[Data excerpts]
◇ ◇ ◇ ◇ ◇ ◇ ◇

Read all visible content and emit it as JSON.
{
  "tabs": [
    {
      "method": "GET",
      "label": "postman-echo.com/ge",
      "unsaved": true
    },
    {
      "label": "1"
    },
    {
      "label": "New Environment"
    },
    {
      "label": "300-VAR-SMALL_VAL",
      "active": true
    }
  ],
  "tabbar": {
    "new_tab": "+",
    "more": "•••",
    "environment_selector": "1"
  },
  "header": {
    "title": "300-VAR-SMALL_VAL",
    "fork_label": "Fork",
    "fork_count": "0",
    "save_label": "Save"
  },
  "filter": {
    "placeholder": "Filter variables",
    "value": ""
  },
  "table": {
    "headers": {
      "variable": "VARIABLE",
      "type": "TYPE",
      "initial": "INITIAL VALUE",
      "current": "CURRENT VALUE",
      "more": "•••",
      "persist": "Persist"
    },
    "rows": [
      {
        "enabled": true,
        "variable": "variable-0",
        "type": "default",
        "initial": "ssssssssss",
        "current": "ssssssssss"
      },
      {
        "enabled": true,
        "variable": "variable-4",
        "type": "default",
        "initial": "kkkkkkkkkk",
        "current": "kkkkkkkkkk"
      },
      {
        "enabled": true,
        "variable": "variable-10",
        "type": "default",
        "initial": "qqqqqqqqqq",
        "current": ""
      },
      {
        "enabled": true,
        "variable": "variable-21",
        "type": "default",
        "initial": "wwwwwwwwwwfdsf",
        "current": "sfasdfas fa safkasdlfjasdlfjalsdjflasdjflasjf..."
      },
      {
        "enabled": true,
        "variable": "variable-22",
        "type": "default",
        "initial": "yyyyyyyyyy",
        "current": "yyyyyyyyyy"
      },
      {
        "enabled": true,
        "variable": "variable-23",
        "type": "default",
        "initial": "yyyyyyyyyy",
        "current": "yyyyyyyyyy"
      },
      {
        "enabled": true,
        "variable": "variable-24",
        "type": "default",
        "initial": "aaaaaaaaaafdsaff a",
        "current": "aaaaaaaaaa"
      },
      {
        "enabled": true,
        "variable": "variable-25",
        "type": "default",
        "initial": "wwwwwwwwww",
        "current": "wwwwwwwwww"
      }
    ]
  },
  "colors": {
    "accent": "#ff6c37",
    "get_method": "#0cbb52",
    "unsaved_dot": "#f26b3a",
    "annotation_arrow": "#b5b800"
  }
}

◇ ◇ ◇ ◇ ◇ ◇ ◇

List all lines in the material containing the string "kkkkkkkkkk".

        "initial": "kkkkkkkkkk",
        "current": "kkkkkkkkkk"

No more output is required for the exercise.